Given passage »

Gives Tories a nasty nip too

The UK Statistics Agency has teeth and it is prepared to use them. The latest high-profile victim of the Agency is none other than Gordon Brown, who was taken to task yesterday for misleading voters with his selective use of statistics on immigration.

Last month, the UK Statistics Agency (UKSA) warned politicians that it would be watching them during the course of the election campaign and that any politician who misused official statistics could expect to feel the agency's wrath. While sceptics pooh-poohed the idea that a government body might actually be prepared to go head to head with senior politicians on this issue, the record of the UKSA over the last few weeks has been exemplary.

At issue is the vexed question of whether immigration has been going down under the current administration, and if so by how much. In a podcast last Friday, Brown claimed that his government had presided over a significant fall in net migration to the UK, from 237,000 in 2007 to 163,000 in 2008 and provisionally 147,000 in 2009.

He was using these figures to claim that a new points system introduced in 2008 - determining which skilled workers from outside the EU can enter the country - had "radically changed the way we are dealing with immigration".

However, as critics and the UKSA were quick to point out, this was not entirely accurate, since the figure for 2009 was provisional, and also excluded asylum seekers and those who had overstayed their visas.

Sir Michael Scholar, the chairman of the UK Statistics Authority, wrote to the Prime Minister (pdf) yesterday explaining the error of his ways in suitably school-masterly tones. He said: "I attach a note, prepared by the ONS, on these statistics. You will see that the note points out that the podcast did not use comparable data series for 2007 to 2009, and that it did not take account of the revised estimate of long-term net immigration for 2007."

Provided material »
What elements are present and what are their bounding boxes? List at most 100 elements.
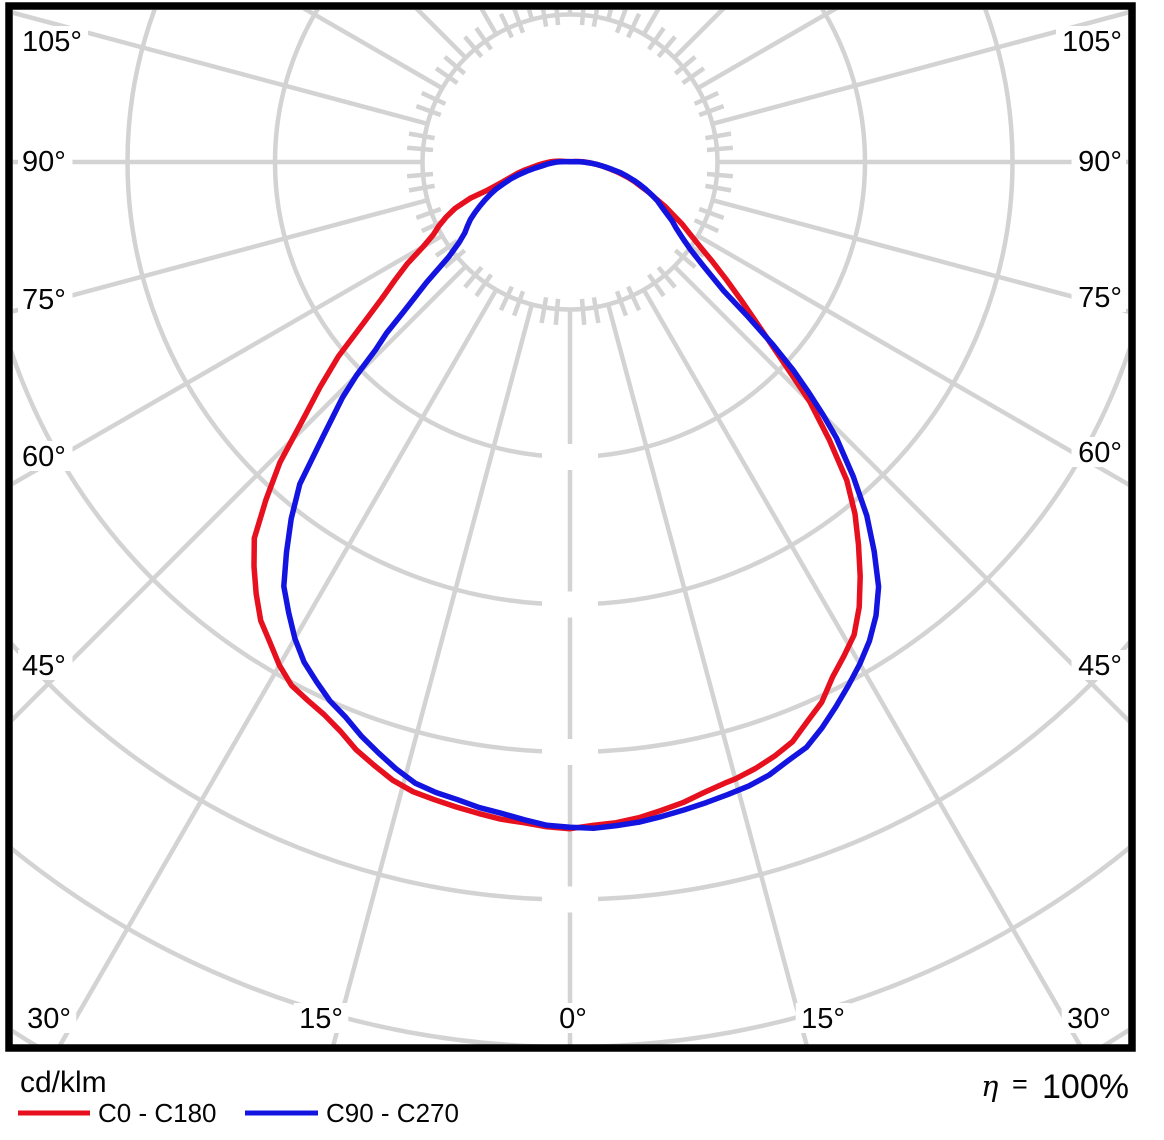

Task description » Rewrite the section of the piece on the UK Statistics Agency that opens with the words "The UK Statistics Agency has" and closes with "has been exemplary.", putting "displeasure" in place of "wrath".

Complete answer »
The UK Statistics Agency has teeth and it is prepared to use them. The latest high-profile victim of the Agency is none other than Gordon Brown, who was taken to task yesterday for misleading voters with his selective use of statistics on immigration.

Last month, the UK Statistics Agency (UKSA) warned politicians that it would be watching them during the course of the election campaign and that any politician who misused official statistics could expect to feel the agency's displeasure. While sceptics pooh-poohed the idea that a government body might actually be prepared to go head to head with senior politicians on this issue, the record of the UKSA over the last few weeks has been exemplary.